ACTIVITY:
Return every record verbatim, omitting all pictures.

EXERCISE INPUT:
★ ★ ★ ★ ★
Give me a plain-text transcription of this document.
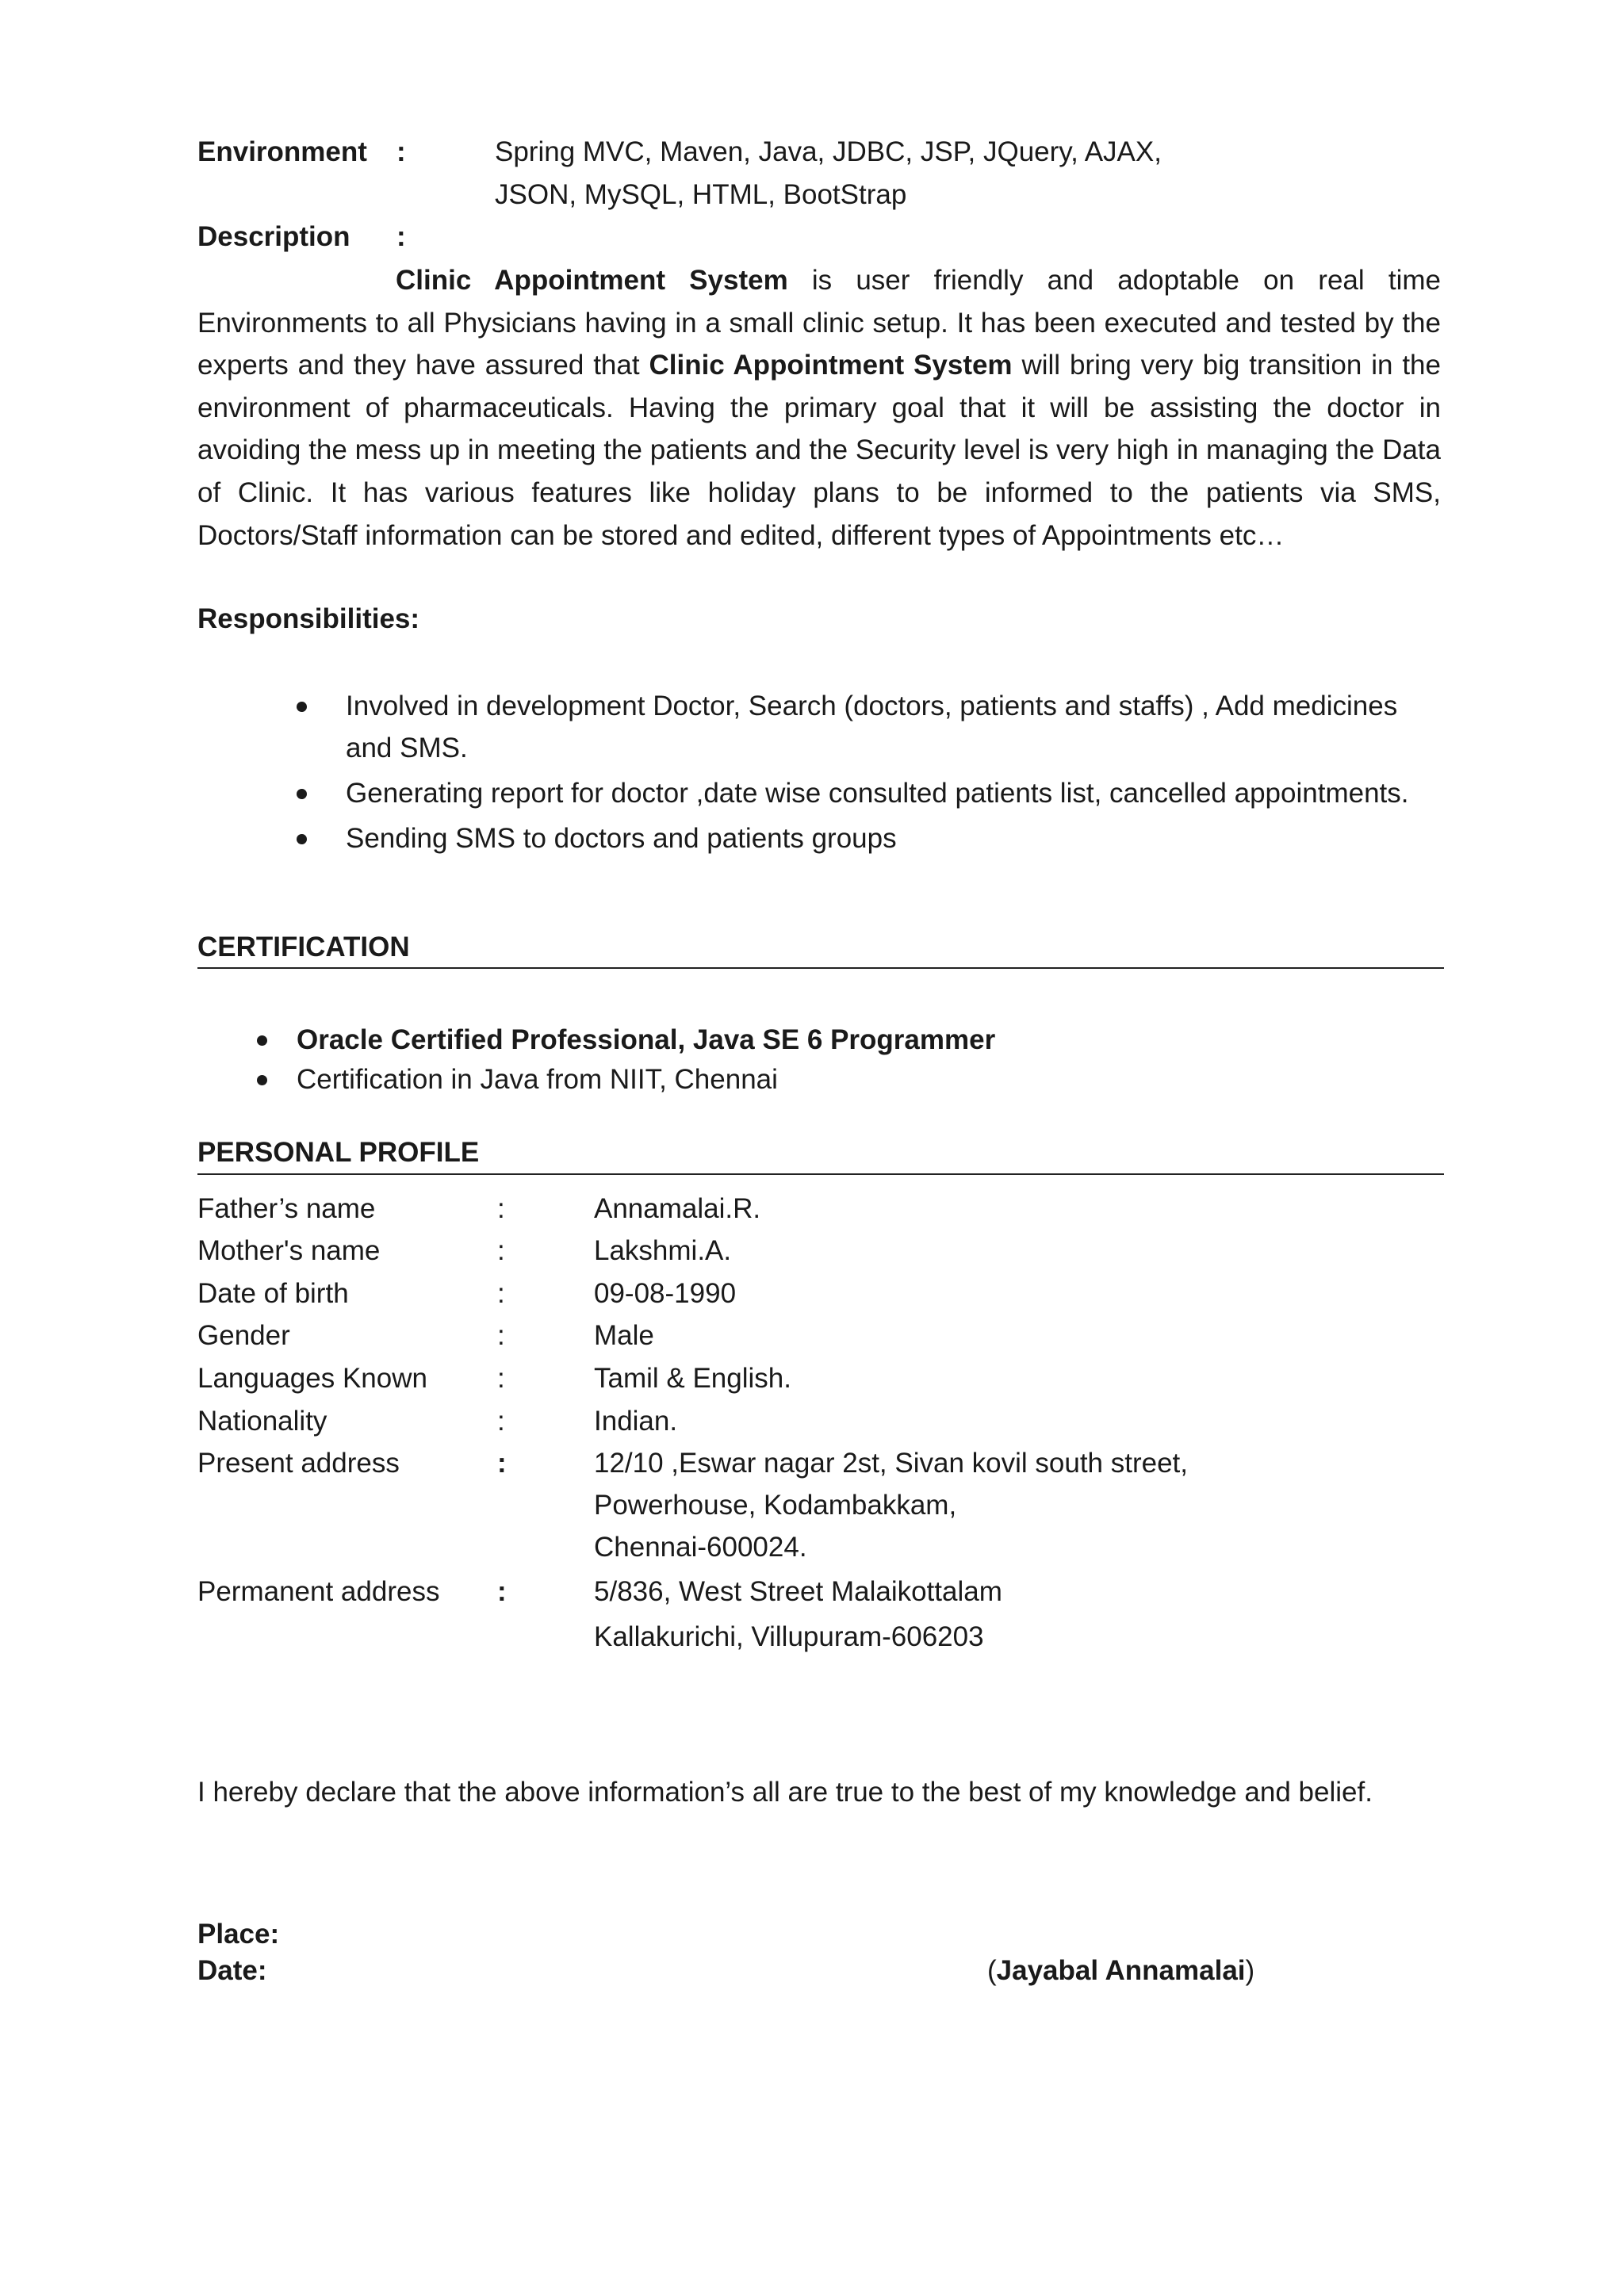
Environment :	Spring MVC, Maven, Java, JDBC, JSP, JQuery, AJAX,
JSON, MySQL, HTML, BootStrap
Description :
Clinic Appointment System is user friendly and adoptable on real time Environments to all Physicians having in a small clinic setup. It has been executed and tested by the experts and they have assured that Clinic Appointment System will bring very big transition in the environment of pharmaceuticals. Having the primary goal that it will be assisting the doctor in avoiding the mess up in meeting the patients and the Security level is very high in managing the Data of Clinic. It has various features like holiday plans to be informed to the patients via SMS, Doctors/Staff information can be stored and edited, different types of Appointments etc…
Responsibilities:
Involved in development Doctor, Search (doctors, patients and staffs) , Add medicines and SMS.
Generating report for doctor ,date wise consulted patients list, cancelled appointments.
Sending SMS to doctors and patients groups
CERTIFICATION
Oracle Certified Professional, Java SE 6 Programmer
Certification in Java from NIIT, Chennai
PERSONAL PROFILE
Father’s name	:	Annamalai.R.
Mother's name	:	Lakshmi.A.
Date of birth	:	09-08-1990
Gender	:	Male
Languages Known	:	Tamil & English.
Nationality	:	Indian.
Present address	:	12/10 ,Eswar nagar 2st, Sivan kovil south street,
Powerhouse, Kodambakkam,
Chennai-600024.
Permanent address :	5/836, West Street Malaikottalam
Kallakurichi, Villupuram-606203
I hereby declare that the above information’s all are true to the best of my knowledge and belief.
Place:
Date:	(Jayabal Annamalai)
★ ★ ★ ★ ★
ANSWER TO THIS PROBLEM:
Give me a plain-text transcription of this document.
Environment :	Spring MVC, Maven, Java, JDBC, JSP, JQuery, AJAX,
JSON, MySQL, HTML, BootStrap
Description :
Clinic Appointment System is user friendly and adoptable on real time Environments to all Physicians having in a small clinic setup. It has been executed and tested by the experts and they have assured that Clinic Appointment System will bring very big transition in the environment of pharmaceuticals. Having the primary goal that it will be assisting the doctor in avoiding the mess up in meeting the patients and the Security level is very high in managing the Data of Clinic. It has various features like holiday plans to be informed to the patients via SMS, Doctors/Staff information can be stored and edited, different types of Appointments etc…
Responsibilities:
Involved in development Doctor, Search (doctors, patients and staffs) , Add medicines and SMS.
Generating report for doctor ,date wise consulted patients list, cancelled appointments.
Sending SMS to doctors and patients groups
CERTIFICATION
Oracle Certified Professional, Java SE 6 Programmer
Certification in Java from NIIT, Chennai
PERSONAL PROFILE
Father’s name	:	Annamalai.R.
Mother's name	:	Lakshmi.A.
Date of birth	:	09-08-1990
Gender	:	Male
Languages Known	:	Tamil & English.
Nationality	:	Indian.
Present address	:	12/10 ,Eswar nagar 2st, Sivan kovil south street,
Powerhouse, Kodambakkam,
Chennai-600024.
Permanent address :	5/836, West Street Malaikottalam
Kallakurichi, Villupuram-606203
I hereby declare that the above information’s all are true to the best of my knowledge and belief.
Place:
Date:	(Jayabal Annamalai)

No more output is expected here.